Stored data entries
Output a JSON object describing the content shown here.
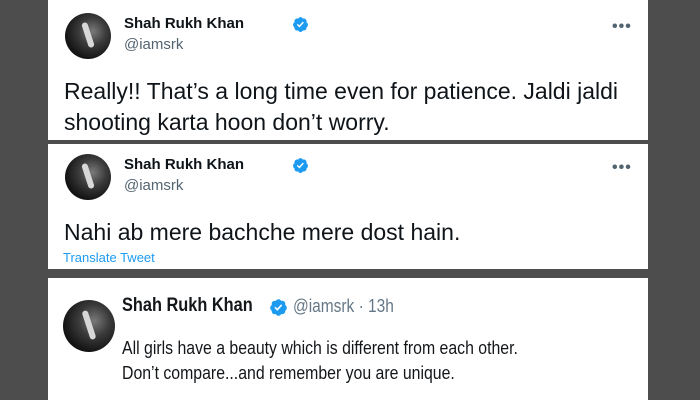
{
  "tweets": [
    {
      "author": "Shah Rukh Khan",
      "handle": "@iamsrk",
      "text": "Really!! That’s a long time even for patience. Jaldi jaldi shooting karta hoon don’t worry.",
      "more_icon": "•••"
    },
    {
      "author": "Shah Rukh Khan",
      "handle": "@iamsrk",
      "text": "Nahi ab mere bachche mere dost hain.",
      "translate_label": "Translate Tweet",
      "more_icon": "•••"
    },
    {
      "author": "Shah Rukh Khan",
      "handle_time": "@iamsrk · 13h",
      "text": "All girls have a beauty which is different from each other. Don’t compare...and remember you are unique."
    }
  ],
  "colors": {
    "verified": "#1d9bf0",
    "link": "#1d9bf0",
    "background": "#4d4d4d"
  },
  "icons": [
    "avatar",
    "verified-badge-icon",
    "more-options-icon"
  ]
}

## Exercise description
Leave out the pictures and copy every record above exactly.

## Result of this exercise
Output a JSON object describing the content shown here.
{
  "tweets": [
    {
      "author": "Shah Rukh Khan",
      "handle": "@iamsrk",
      "text": "Really!! That’s a long time even for patience. Jaldi jaldi shooting karta hoon don’t worry.",
      "more_icon": "•••"
    },
    {
      "author": "Shah Rukh Khan",
      "handle": "@iamsrk",
      "text": "Nahi ab mere bachche mere dost hain.",
      "translate_label": "Translate Tweet",
      "more_icon": "•••"
    },
    {
      "author": "Shah Rukh Khan",
      "handle_time": "@iamsrk · 13h",
      "text": "All girls have a beauty which is different from each other. Don’t compare...and remember you are unique."
    }
  ],
  "colors": {
    "verified": "#1d9bf0",
    "link": "#1d9bf0",
    "background": "#4d4d4d"
  },
  "icons": [
    "avatar",
    "verified-badge-icon",
    "more-options-icon"
  ]
}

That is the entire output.